---------- INPUT MATERIAL ----------

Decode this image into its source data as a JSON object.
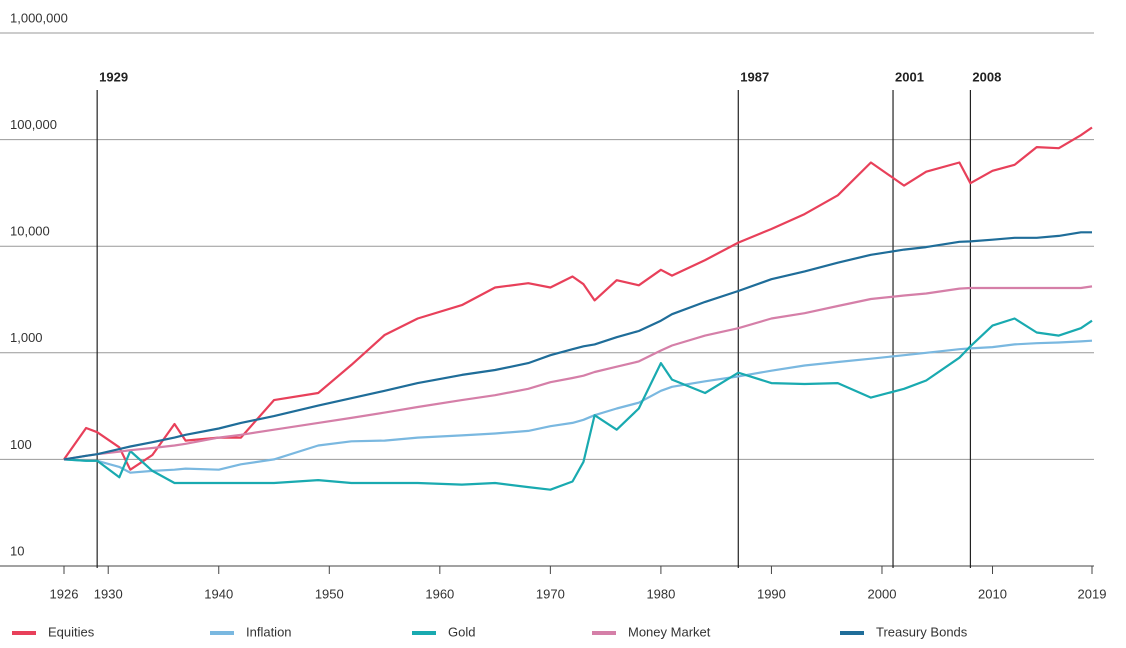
{
  "chart_data": {
    "type": "line",
    "log_scale": true,
    "grid": true,
    "legend": "bottom",
    "x": [
      1926,
      1928,
      1929,
      1931,
      1932,
      1934,
      1936,
      1937,
      1940,
      1942,
      1945,
      1949,
      1952,
      1955,
      1958,
      1962,
      1965,
      1968,
      1970,
      1972,
      1973,
      1974,
      1976,
      1978,
      1980,
      1981,
      1984,
      1987,
      1990,
      1993,
      1996,
      1999,
      2002,
      2004,
      2007,
      2008,
      2010,
      2012,
      2014,
      2016,
      2018,
      2019
    ],
    "series": [
      {
        "name": "Equities",
        "color": "#e8405a",
        "values": [
          100,
          197,
          180,
          130,
          80,
          110,
          215,
          150,
          160,
          160,
          360,
          420,
          770,
          1470,
          2100,
          2800,
          4100,
          4500,
          4100,
          5200,
          4400,
          3100,
          4800,
          4300,
          6000,
          5300,
          7400,
          10800,
          14500,
          20000,
          30000,
          61000,
          37000,
          50000,
          61000,
          39000,
          51000,
          58000,
          85000,
          83000,
          110000,
          130000
        ]
      },
      {
        "name": "Inflation",
        "color": "#7ab8e0",
        "values": [
          100,
          97,
          97,
          85,
          75,
          78,
          80,
          82,
          80,
          90,
          100,
          135,
          148,
          150,
          160,
          168,
          175,
          185,
          205,
          220,
          235,
          260,
          300,
          340,
          440,
          480,
          540,
          600,
          680,
          760,
          820,
          880,
          950,
          1000,
          1080,
          1100,
          1130,
          1200,
          1230,
          1250,
          1280,
          1300
        ]
      },
      {
        "name": "Gold",
        "color": "#19aab0",
        "values": [
          100,
          97,
          97,
          68,
          120,
          78,
          60,
          60,
          60,
          60,
          60,
          64,
          60,
          60,
          60,
          58,
          60,
          55,
          52,
          62,
          95,
          260,
          190,
          300,
          800,
          560,
          420,
          650,
          520,
          510,
          520,
          380,
          460,
          550,
          900,
          1150,
          1800,
          2100,
          1550,
          1450,
          1700,
          2000
        ]
      },
      {
        "name": "Money Market",
        "color": "#d57fa8",
        "values": [
          100,
          108,
          112,
          118,
          122,
          128,
          135,
          140,
          160,
          170,
          190,
          220,
          245,
          275,
          310,
          360,
          400,
          460,
          530,
          580,
          610,
          660,
          740,
          830,
          1050,
          1170,
          1450,
          1700,
          2100,
          2350,
          2750,
          3200,
          3450,
          3600,
          4000,
          4050,
          4050,
          4050,
          4050,
          4050,
          4050,
          4200
        ]
      },
      {
        "name": "Treasury Bonds",
        "color": "#1f6d99",
        "values": [
          100,
          108,
          112,
          125,
          132,
          145,
          160,
          170,
          195,
          220,
          255,
          320,
          375,
          440,
          520,
          620,
          690,
          800,
          950,
          1080,
          1150,
          1200,
          1400,
          1600,
          2000,
          2300,
          3000,
          3800,
          4900,
          5800,
          7000,
          8300,
          9300,
          9800,
          11000,
          11100,
          11500,
          12000,
          12000,
          12500,
          13500,
          13500
        ]
      }
    ],
    "xlim": [
      1926,
      2019
    ],
    "xticks": [
      1926,
      1930,
      1940,
      1950,
      1960,
      1970,
      1980,
      1990,
      2000,
      2010,
      2019
    ],
    "ylim": [
      10,
      1000000
    ],
    "yticks": [
      10,
      100,
      {
        "value": 1000,
        "label": "1,000"
      },
      {
        "value": 10000,
        "label": "10,000"
      },
      {
        "value": 100000,
        "label": "100,000"
      },
      {
        "value": 1000000,
        "label": "1,000,000"
      }
    ],
    "events": [
      1929,
      1987,
      2001,
      2008
    ]
  }
}
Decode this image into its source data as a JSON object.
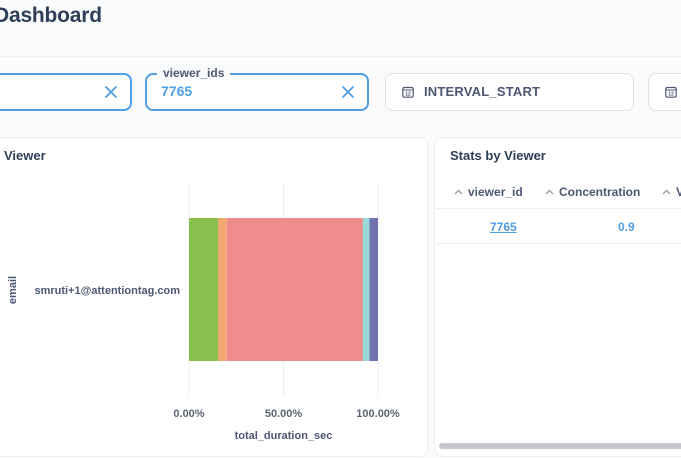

----------

[STATED GOAL] Return each line where "name" shows up.

[TASK RESPONSE]
        "name": "Equities",
        "name": "Inflation",
        "name": "Gold",
        "name": "Money Market",
        "name": "Treasury Bonds",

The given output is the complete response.